---- Exercise inputs
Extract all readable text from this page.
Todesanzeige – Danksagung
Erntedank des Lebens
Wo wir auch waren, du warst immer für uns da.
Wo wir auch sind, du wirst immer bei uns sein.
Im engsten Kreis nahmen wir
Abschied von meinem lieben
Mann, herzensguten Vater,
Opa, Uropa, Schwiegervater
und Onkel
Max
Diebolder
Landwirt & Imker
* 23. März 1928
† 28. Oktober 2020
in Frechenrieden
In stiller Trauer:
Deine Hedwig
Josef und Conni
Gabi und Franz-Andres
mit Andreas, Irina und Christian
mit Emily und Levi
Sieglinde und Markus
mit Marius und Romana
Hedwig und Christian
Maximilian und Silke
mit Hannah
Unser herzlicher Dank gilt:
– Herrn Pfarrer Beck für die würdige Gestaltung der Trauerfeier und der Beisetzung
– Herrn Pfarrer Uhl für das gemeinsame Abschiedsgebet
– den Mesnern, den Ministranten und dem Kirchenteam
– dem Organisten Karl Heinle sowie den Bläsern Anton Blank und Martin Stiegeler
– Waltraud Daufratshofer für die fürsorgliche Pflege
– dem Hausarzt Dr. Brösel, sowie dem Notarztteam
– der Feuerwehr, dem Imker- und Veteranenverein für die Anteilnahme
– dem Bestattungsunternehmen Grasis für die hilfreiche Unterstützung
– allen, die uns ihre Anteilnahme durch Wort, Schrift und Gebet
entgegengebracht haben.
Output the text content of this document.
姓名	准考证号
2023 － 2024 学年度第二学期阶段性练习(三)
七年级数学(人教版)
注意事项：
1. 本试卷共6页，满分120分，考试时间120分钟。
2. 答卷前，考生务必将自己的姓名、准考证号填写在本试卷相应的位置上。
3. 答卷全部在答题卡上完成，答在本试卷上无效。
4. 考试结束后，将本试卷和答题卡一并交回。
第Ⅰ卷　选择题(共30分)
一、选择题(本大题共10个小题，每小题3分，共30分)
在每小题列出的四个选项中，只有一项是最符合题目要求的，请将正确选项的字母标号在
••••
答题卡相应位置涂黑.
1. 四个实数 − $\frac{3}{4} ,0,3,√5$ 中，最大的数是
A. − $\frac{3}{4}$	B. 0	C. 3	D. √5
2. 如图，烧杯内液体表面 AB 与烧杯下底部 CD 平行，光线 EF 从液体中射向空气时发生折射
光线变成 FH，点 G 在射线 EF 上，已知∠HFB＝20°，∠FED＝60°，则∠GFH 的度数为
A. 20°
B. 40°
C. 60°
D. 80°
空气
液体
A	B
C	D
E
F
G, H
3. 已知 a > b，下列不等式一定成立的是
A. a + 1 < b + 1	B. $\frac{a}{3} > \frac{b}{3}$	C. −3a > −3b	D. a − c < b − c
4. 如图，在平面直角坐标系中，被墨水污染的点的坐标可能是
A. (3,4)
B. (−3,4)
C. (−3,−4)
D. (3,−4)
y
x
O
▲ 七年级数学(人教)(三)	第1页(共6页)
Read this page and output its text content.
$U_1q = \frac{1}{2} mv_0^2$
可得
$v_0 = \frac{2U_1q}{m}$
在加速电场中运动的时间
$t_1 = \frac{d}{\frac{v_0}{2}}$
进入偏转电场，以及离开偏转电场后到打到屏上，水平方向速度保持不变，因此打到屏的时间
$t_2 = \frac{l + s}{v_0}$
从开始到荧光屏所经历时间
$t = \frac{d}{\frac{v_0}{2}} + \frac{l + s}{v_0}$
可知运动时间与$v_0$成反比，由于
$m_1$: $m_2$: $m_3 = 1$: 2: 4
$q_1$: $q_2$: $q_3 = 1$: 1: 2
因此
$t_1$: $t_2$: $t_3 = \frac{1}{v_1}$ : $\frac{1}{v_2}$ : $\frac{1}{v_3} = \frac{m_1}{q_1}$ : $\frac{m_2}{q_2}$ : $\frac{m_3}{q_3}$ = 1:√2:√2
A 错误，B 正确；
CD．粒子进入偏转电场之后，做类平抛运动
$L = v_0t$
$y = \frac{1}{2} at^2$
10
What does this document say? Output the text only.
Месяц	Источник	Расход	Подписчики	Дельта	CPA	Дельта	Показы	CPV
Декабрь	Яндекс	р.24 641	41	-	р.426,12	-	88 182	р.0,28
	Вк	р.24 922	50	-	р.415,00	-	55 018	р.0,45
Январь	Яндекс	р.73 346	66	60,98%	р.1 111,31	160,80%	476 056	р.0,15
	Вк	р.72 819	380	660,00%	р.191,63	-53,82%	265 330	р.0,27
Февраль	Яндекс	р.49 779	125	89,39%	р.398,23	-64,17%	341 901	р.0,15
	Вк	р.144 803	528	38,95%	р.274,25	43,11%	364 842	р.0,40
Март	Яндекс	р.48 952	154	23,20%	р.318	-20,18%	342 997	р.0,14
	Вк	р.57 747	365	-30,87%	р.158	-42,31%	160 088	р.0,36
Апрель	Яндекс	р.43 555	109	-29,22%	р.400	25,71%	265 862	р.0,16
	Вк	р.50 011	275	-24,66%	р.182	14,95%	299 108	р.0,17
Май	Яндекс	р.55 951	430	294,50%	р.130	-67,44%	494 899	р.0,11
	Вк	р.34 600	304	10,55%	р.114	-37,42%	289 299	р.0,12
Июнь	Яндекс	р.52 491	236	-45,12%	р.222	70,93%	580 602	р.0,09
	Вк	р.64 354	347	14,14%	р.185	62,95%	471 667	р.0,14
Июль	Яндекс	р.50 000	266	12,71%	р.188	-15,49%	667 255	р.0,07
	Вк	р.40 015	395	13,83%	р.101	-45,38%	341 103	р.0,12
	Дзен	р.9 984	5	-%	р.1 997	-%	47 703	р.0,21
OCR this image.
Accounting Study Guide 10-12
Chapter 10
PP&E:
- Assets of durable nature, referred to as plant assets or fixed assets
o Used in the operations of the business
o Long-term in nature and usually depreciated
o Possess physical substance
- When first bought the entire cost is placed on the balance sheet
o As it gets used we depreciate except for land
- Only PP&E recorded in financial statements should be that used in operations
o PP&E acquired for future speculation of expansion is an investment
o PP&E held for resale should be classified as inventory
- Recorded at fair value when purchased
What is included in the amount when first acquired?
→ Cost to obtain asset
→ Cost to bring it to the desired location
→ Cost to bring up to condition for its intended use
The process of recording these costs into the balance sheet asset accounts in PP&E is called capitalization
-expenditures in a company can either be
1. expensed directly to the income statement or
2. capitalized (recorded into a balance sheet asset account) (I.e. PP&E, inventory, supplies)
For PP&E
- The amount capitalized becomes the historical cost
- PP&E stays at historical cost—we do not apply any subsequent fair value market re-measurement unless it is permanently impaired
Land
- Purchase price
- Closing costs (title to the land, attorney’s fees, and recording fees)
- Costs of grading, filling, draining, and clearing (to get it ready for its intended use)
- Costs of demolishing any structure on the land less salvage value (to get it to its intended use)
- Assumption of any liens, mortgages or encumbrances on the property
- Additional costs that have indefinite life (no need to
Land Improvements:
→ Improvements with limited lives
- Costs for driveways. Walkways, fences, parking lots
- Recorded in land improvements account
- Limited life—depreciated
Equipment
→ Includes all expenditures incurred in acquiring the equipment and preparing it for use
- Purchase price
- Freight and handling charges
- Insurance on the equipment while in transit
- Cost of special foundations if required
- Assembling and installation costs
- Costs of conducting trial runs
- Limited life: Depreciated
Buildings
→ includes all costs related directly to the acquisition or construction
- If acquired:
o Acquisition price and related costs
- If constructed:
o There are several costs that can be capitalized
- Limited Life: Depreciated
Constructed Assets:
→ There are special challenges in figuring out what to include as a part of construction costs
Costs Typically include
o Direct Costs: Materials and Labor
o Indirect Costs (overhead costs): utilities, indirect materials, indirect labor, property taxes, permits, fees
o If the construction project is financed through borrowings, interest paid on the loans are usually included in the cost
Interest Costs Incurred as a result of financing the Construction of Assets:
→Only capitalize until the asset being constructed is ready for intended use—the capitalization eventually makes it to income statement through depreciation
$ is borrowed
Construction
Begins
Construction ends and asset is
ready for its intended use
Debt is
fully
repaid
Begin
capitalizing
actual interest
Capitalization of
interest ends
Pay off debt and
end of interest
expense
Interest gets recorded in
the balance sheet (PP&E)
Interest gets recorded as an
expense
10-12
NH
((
--------
• _Exercise brief_
Scan the lines above for "into", then copy every one that has it.

• _Response below_
The process of recording these costs into the balance sheet asset accounts in PP&E is called capitalization
2. capitalized (recorded into a balance sheet asset account) (I.e. PP&E, inventory, supplies)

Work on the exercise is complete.